GOAL
Take every line from the listing below that contains "bold".

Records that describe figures
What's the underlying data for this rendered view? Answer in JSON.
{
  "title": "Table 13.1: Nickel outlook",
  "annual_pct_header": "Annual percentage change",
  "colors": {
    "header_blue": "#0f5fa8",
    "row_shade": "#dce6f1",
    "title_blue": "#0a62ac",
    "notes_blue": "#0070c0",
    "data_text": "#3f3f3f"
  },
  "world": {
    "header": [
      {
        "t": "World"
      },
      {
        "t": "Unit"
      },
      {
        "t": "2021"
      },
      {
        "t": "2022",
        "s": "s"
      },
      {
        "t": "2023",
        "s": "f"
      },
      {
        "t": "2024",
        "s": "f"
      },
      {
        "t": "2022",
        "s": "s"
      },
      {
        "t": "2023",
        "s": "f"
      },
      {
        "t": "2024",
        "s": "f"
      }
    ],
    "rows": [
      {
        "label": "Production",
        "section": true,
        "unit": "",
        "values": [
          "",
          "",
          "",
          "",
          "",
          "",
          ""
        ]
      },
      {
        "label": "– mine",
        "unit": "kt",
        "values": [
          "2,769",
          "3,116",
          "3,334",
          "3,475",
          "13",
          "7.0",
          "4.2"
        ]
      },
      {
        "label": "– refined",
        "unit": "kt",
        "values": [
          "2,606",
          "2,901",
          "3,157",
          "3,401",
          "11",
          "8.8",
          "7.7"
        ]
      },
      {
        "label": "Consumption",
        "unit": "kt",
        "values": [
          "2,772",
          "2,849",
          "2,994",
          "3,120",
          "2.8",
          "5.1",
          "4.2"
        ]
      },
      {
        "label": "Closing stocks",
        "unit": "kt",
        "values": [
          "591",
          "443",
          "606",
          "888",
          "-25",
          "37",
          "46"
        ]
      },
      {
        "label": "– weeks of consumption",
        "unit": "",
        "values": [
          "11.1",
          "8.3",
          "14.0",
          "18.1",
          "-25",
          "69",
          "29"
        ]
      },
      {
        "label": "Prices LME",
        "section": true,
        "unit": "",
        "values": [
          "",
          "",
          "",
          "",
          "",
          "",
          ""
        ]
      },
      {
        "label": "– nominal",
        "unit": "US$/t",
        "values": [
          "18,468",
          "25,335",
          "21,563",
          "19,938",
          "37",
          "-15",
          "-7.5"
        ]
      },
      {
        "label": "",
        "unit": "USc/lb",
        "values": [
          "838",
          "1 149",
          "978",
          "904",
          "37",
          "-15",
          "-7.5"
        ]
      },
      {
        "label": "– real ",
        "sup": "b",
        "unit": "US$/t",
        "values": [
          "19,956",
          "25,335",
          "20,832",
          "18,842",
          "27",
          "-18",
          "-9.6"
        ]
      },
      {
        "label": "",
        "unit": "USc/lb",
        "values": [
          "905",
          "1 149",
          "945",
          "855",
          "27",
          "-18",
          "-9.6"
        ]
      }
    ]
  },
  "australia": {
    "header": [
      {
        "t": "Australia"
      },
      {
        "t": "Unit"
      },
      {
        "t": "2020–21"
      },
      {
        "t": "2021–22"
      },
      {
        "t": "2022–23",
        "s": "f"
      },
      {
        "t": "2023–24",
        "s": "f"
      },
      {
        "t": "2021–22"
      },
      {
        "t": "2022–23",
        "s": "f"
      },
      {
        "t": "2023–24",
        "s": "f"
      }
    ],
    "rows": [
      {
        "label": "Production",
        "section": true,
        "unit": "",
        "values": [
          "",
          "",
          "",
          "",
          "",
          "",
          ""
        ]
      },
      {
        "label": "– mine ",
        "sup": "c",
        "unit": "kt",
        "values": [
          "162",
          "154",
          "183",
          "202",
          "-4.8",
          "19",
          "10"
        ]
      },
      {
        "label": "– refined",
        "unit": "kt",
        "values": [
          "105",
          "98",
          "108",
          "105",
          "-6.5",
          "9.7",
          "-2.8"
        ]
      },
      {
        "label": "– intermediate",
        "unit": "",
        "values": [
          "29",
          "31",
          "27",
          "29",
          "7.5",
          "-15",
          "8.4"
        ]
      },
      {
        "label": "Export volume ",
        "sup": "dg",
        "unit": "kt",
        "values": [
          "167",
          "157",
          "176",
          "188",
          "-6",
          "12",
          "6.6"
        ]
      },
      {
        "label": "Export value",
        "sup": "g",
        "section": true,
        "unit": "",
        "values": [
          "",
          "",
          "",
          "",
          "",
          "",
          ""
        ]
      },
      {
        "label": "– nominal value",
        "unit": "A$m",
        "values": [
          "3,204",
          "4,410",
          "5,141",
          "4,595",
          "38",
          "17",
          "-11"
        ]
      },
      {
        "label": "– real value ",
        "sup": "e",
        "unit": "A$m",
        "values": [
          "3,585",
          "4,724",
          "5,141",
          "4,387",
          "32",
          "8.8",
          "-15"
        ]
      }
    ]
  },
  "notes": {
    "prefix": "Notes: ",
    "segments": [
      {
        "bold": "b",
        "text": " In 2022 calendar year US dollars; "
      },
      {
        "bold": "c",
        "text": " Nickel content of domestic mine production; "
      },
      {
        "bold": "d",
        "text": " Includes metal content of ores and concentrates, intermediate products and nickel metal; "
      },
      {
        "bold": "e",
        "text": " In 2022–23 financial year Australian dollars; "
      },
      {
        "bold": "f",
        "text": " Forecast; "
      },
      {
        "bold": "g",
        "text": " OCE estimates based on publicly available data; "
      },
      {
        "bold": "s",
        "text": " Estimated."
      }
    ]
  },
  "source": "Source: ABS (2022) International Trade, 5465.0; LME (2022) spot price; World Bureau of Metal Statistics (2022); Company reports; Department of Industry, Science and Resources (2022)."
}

--

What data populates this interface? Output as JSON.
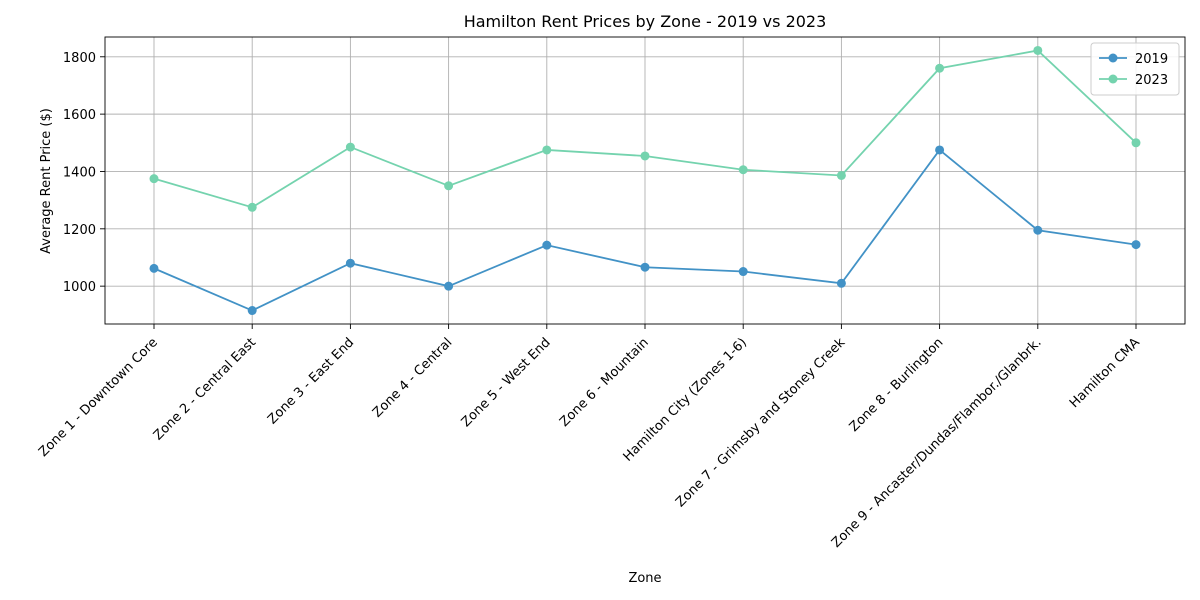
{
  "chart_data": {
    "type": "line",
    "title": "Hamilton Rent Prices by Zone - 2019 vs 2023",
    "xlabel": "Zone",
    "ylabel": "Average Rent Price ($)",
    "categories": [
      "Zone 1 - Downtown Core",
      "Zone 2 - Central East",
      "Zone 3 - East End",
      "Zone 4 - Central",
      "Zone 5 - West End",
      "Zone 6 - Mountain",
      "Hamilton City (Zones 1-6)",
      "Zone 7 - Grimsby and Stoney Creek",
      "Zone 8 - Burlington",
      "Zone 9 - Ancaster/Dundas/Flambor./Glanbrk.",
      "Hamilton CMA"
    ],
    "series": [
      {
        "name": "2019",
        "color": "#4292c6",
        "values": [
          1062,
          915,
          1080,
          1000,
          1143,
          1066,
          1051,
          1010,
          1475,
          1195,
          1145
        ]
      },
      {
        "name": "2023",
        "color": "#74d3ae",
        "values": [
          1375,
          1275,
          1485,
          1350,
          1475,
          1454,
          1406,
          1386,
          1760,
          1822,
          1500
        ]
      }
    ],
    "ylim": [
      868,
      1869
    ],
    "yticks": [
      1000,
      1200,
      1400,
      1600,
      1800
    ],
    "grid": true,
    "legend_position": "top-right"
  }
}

OUTPUT
        "bold": "b",
        "bold": "c",
        "bold": "d",
        "bold": "e",
        "bold": "f",
        "bold": "g",
        "bold": "s",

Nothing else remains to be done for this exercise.